The exercise: Filter the entries that follow, copying every line in which the word "across" appears.

Extracted entries:

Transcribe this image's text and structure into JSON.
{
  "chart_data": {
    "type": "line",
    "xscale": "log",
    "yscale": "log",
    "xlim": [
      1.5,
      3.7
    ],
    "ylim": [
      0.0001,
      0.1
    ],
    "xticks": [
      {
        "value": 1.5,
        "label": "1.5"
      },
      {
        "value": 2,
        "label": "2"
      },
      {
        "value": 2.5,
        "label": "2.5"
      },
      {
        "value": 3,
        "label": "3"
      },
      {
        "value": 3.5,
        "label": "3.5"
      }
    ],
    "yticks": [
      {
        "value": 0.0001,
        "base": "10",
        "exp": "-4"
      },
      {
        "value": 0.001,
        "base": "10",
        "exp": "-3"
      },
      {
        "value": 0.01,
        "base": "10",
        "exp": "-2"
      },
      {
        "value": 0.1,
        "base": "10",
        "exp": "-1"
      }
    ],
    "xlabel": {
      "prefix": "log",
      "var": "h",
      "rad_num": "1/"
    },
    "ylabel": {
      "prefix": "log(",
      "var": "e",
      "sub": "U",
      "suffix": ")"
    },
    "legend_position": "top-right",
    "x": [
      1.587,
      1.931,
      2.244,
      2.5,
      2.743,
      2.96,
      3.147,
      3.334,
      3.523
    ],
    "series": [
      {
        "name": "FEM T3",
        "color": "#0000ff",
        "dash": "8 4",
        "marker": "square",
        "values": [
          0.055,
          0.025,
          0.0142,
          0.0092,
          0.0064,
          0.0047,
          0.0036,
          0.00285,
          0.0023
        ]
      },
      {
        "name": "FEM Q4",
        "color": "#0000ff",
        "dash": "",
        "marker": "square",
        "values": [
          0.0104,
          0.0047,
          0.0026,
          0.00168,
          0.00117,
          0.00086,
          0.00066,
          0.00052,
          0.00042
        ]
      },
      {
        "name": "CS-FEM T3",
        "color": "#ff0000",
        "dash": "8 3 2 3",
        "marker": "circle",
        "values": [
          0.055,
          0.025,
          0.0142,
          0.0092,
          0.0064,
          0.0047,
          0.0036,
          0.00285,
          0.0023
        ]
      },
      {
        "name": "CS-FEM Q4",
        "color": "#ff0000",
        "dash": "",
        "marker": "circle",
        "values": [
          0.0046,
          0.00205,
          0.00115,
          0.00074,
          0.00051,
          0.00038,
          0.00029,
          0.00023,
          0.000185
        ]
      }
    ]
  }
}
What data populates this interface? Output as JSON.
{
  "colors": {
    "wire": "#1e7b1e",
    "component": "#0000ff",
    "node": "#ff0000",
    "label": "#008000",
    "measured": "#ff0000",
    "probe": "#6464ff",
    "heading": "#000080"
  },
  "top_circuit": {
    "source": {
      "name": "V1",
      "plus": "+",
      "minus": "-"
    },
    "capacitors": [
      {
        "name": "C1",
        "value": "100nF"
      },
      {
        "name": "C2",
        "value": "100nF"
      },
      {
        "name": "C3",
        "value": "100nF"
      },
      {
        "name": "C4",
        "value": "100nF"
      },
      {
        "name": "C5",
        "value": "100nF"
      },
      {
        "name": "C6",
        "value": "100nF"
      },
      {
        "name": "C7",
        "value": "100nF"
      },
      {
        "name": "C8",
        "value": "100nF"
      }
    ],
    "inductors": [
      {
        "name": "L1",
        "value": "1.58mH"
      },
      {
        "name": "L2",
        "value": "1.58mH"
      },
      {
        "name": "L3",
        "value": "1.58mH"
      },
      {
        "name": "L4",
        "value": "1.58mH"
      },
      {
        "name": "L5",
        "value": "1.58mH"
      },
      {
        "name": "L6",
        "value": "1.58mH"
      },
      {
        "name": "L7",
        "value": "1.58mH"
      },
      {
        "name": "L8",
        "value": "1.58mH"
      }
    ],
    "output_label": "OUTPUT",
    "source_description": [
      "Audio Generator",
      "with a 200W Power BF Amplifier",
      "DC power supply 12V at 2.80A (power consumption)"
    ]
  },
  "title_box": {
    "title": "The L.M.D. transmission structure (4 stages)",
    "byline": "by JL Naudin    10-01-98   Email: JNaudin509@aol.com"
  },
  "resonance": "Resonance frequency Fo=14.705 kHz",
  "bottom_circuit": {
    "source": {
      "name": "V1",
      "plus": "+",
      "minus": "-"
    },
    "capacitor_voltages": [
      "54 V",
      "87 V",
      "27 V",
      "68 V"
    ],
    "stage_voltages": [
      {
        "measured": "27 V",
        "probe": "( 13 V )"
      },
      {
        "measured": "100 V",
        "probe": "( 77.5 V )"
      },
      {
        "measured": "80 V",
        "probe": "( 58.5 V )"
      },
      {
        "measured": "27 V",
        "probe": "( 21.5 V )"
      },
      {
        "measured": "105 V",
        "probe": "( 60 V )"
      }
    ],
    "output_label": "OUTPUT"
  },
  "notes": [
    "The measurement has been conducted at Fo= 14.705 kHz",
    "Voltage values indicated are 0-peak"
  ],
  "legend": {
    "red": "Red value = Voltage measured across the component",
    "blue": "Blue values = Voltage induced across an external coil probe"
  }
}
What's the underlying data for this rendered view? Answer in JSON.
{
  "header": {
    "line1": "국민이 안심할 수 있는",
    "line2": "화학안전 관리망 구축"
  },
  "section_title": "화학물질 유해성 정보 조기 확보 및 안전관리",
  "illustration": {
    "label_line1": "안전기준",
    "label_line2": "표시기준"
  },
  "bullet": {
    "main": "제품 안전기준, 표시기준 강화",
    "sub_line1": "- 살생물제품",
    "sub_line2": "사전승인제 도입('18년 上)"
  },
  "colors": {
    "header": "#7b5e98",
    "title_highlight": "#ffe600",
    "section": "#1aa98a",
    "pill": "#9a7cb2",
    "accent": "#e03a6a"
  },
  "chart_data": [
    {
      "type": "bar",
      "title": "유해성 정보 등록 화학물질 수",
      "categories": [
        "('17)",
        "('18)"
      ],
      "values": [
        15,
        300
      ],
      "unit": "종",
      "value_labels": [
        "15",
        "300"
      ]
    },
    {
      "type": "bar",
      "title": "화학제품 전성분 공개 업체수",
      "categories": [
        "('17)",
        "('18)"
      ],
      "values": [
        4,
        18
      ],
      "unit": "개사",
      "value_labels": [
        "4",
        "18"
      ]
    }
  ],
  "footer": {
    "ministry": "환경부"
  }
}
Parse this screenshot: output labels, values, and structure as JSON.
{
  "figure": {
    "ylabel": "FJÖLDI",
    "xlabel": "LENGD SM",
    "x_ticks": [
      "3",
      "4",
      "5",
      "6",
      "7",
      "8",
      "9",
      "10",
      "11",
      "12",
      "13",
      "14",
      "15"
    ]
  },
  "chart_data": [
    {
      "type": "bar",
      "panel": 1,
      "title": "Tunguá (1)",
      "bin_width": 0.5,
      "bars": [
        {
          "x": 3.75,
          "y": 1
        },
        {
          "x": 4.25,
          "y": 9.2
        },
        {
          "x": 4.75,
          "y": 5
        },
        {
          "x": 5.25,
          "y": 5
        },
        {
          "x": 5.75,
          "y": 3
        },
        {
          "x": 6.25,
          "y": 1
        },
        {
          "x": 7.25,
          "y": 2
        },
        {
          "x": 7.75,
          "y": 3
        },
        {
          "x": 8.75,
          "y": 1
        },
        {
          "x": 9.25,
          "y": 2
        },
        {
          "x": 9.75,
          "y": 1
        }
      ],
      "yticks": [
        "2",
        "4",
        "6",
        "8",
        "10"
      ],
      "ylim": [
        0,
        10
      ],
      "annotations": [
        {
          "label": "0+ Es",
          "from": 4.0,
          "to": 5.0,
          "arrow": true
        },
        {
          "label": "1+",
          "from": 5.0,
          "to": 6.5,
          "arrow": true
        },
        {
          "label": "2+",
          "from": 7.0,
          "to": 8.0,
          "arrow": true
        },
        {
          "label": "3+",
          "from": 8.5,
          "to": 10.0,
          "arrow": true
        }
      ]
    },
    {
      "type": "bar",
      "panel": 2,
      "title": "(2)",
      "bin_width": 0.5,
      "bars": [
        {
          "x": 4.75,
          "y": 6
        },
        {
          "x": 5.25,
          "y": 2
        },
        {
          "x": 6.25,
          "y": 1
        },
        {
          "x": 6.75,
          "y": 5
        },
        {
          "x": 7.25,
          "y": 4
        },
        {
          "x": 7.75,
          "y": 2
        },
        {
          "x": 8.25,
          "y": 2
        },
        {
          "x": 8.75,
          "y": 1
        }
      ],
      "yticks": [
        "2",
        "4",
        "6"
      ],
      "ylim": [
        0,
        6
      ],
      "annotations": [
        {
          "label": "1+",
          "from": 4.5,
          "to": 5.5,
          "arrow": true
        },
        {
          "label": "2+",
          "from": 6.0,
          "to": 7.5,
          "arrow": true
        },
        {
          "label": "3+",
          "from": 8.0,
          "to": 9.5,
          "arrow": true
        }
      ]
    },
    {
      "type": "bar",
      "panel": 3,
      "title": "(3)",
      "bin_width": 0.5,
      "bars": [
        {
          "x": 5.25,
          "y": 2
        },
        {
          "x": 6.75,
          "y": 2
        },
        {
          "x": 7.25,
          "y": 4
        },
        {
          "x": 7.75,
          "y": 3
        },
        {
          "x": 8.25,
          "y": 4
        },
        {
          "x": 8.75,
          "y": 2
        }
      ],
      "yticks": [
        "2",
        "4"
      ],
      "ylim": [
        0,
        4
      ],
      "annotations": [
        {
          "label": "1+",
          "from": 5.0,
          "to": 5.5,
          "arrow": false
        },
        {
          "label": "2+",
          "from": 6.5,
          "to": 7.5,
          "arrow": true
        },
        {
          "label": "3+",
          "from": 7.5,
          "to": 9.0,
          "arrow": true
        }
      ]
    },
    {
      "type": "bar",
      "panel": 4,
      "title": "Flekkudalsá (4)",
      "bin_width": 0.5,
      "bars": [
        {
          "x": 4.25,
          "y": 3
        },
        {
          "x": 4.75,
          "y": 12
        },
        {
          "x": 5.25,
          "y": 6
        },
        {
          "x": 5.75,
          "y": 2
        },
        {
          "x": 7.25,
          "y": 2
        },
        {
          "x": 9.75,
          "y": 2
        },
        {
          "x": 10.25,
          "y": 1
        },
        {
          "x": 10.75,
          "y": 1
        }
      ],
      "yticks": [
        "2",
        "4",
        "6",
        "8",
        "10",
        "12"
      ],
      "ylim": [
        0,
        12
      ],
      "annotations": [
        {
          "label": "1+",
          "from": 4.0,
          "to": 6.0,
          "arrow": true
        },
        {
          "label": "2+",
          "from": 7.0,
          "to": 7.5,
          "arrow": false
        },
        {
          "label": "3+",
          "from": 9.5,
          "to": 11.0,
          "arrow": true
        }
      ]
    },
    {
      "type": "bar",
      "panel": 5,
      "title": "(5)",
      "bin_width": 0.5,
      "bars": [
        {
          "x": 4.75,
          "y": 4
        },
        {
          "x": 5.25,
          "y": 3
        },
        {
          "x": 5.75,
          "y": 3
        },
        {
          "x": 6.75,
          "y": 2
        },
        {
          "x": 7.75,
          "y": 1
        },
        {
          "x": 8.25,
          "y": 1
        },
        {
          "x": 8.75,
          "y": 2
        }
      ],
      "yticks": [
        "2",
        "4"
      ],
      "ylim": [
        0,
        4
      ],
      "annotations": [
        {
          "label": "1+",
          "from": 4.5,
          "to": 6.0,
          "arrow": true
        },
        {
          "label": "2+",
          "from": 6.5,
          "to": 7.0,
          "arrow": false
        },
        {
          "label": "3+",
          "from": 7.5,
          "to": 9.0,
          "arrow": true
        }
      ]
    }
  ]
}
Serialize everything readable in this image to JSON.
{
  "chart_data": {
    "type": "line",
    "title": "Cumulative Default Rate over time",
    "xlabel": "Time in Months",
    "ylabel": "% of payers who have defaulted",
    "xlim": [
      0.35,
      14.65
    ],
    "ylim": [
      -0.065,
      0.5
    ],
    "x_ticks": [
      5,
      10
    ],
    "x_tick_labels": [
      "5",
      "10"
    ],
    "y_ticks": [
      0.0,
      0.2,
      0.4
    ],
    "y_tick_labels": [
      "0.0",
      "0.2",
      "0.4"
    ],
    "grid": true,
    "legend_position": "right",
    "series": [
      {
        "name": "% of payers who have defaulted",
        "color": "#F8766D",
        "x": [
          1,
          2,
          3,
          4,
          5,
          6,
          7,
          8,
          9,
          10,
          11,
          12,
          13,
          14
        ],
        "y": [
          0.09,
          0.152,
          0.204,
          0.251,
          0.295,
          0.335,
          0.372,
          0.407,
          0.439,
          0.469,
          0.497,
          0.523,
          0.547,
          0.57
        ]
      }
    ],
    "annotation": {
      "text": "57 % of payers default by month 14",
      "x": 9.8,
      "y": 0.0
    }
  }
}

Answer below:
    "red": "Red value = Voltage measured across the component",
    "blue": "Blue values = Voltage induced across an external coil probe"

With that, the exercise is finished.